(WHAT IS NEEDED):
In the ink injector text, what does the controller alter to control ink flow for a particular print run?

(QUOTED PASSAGE):
A controller 39 may regulate the operation of the pump, supply tank and the ink injectors to regulate the flow of ink. For example, the controller may manipulate the pump operation or the tank pressure to ensure good ink flow. The controller may also alter the duty cycle of on/off to control the flow of ink as needed by a particular print run or variations in the print run parameters, such as web speed, etc.

FIG. 1 shows a simplified diagram of the print heads and injectors. FIG. 2 shows a more detailed view of a print head assembly. The assembly 70 includes an injector assembly 72, having at 4 delivery tubes 74 and a head nozzle 76. This nozzle feeds the print head 78. The fuel rail, or ink supply rail, is the tube line 43 that delivers the ink from the pump to the fuel injector assembly and the ink delivery tubes deliver the ink from the injector to the head nozzle. The print head transfers the ink to the web as it passes this print assemblies station.

A first side view of an injector assembly 72 is shown in FIG. 3. The injector assembly receives ink from the supply tank or pump through the fuel rail to port 82. The supply may come from the tank or the pump and will be referred to here more generally as the supply. The injector assembly then routes the ink through ports such as 84 through the assembly through ink delivery tubes 86, 88, 90 and 92. This example shows four delivery tubes. A high pressure rail provides ink to the injector assembly from the pump. The injector assembly feeds the ink to the injectors through ink delivery tubes, such as 86, 88, 90 and 92. The advantage of the high pressure fuel rail is that as the 10 um filter in the head increases in back pressure due to loading, the supply pressure will be able to overcome the head pressure required and increase the filter life thus extending head life.

(COLLECTED DATA):

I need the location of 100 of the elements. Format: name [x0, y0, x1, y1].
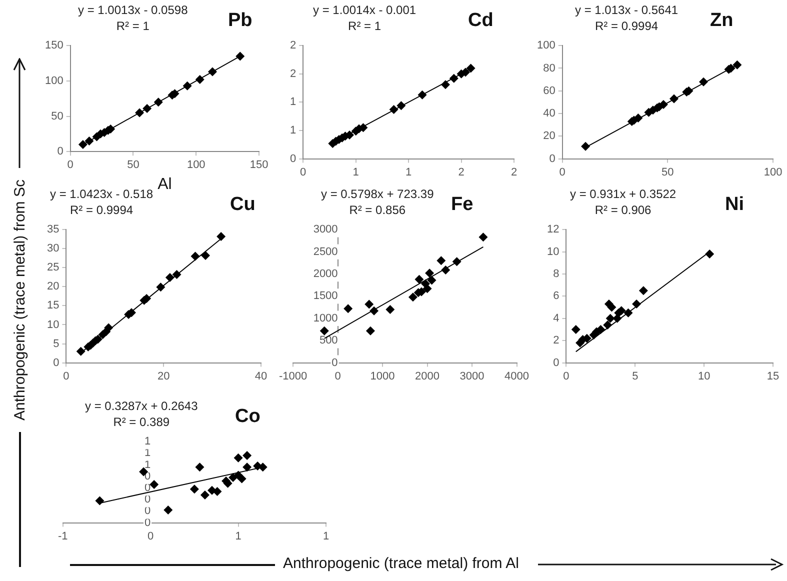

(OUTPUT OF THE EXERCISE):
It alters the on/off duty cycle.